[START DATA PROVIDED]

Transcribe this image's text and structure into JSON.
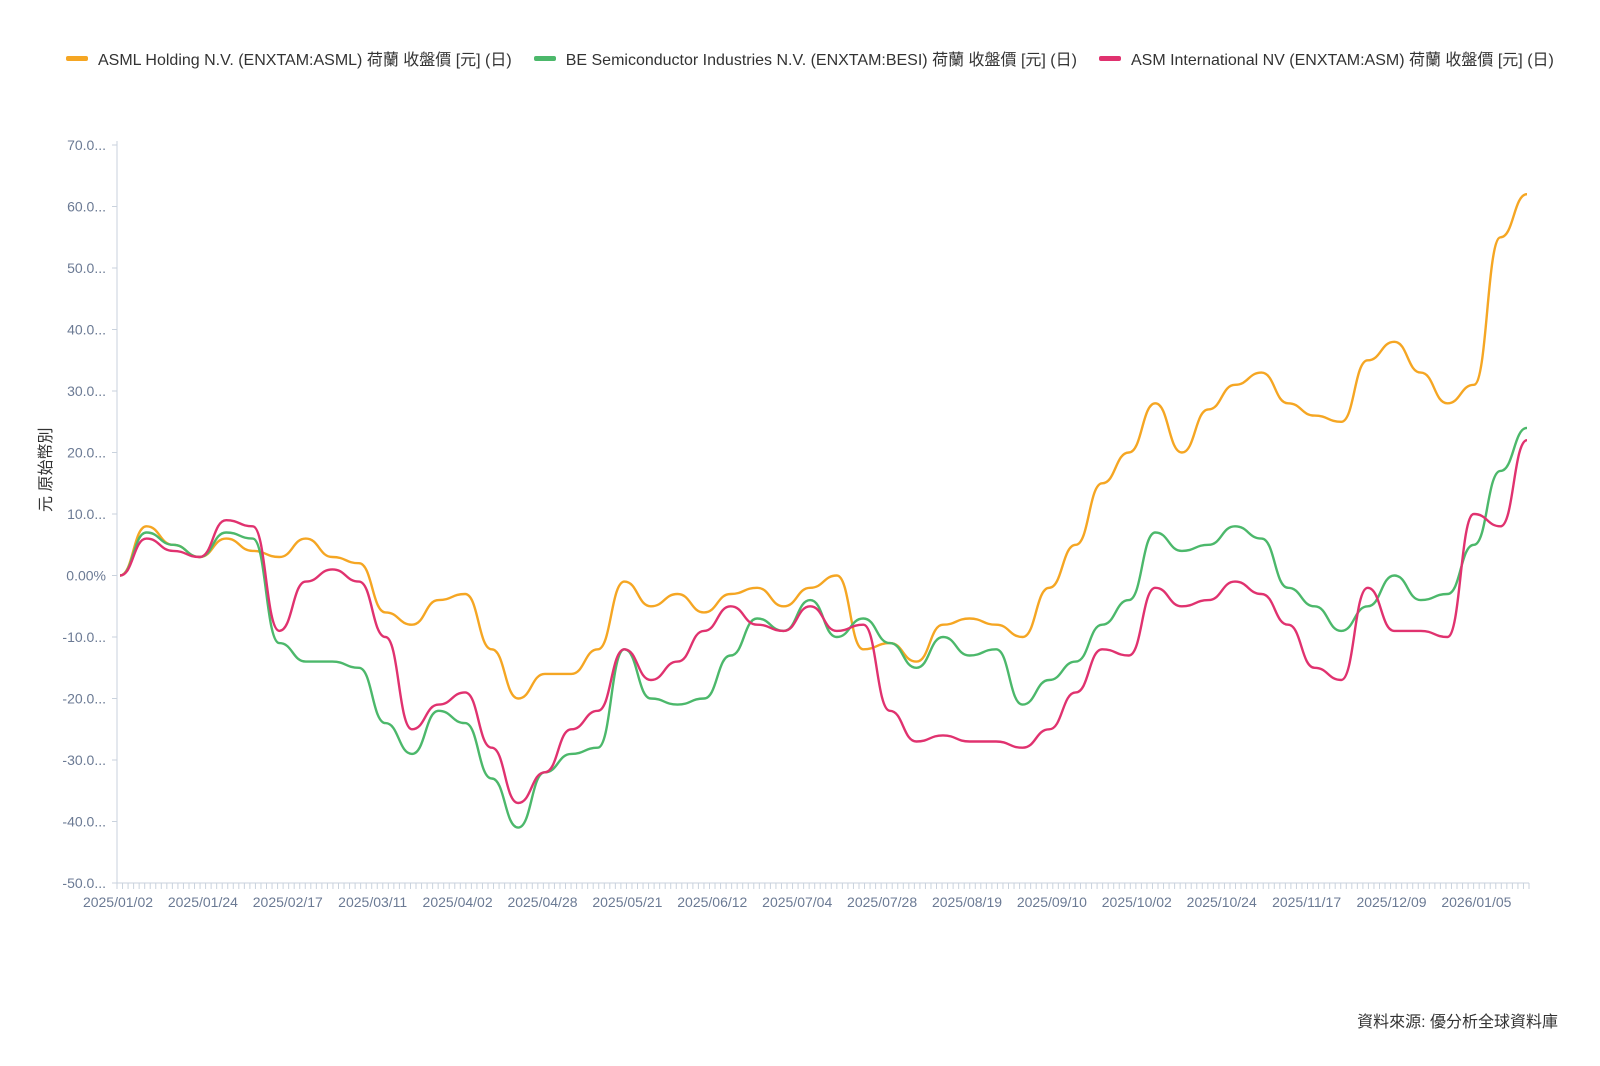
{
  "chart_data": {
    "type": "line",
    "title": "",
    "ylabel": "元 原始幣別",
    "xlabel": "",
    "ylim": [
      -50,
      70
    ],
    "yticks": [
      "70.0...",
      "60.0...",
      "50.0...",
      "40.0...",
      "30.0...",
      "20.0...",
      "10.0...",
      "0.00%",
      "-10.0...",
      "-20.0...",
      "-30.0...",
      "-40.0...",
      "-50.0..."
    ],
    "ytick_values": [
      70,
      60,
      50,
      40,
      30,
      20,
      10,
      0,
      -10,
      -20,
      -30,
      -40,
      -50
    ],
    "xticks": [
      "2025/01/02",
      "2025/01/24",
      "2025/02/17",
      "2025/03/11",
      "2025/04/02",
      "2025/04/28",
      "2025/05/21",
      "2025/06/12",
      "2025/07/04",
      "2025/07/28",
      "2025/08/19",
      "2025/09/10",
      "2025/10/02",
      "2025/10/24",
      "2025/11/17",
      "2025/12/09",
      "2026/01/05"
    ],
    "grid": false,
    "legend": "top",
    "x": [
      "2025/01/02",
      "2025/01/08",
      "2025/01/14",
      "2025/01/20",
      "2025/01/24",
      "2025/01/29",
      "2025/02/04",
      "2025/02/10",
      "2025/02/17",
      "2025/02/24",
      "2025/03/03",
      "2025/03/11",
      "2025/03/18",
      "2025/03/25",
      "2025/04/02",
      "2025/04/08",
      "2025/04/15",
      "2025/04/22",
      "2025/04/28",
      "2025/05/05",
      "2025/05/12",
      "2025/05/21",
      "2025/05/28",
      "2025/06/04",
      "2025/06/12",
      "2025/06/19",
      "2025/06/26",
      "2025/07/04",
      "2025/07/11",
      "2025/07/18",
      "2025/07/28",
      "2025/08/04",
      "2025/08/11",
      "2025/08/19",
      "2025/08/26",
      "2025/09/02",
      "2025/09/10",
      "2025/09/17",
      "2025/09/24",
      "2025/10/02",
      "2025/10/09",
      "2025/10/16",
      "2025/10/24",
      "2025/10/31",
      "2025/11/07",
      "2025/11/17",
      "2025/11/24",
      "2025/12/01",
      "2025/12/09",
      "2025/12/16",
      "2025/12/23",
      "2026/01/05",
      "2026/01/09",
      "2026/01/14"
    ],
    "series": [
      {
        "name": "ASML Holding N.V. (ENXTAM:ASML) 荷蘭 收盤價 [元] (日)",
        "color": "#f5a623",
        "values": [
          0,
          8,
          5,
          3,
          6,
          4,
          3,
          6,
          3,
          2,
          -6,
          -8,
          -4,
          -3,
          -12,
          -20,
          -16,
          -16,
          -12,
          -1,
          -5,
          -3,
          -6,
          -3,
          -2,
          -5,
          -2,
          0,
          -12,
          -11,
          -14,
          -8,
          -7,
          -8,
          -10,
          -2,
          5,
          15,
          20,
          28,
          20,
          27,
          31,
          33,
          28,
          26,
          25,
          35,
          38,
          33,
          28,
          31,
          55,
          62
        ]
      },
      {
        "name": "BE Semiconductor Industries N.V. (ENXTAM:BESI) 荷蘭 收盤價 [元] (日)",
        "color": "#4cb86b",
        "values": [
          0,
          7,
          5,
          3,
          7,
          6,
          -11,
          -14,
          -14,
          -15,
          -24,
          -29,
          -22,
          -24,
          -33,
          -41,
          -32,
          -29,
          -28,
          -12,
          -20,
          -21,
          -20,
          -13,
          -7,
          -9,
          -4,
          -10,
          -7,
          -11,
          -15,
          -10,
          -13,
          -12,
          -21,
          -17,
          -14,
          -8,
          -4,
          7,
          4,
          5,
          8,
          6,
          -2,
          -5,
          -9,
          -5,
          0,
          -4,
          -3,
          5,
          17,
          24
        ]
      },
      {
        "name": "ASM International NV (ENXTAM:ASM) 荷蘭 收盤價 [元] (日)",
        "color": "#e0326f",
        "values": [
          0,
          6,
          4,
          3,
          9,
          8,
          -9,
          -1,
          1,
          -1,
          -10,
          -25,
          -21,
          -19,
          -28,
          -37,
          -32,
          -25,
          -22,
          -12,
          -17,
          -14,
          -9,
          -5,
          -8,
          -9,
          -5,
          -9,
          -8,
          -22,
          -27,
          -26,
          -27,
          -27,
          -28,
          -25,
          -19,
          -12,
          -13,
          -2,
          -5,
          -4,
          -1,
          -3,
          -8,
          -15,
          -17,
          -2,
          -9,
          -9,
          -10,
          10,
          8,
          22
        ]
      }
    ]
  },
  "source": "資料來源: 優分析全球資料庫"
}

[END DATA PROVIDED]

§ **EXERCISE DETAILS**:
In the entries above, identify every line with the word "color". Copy those lines.

§ **SOLUTION FOR THIS PROBLEM**:
        "color": "#f5a623",
        "color": "#4cb86b",
        "color": "#e0326f",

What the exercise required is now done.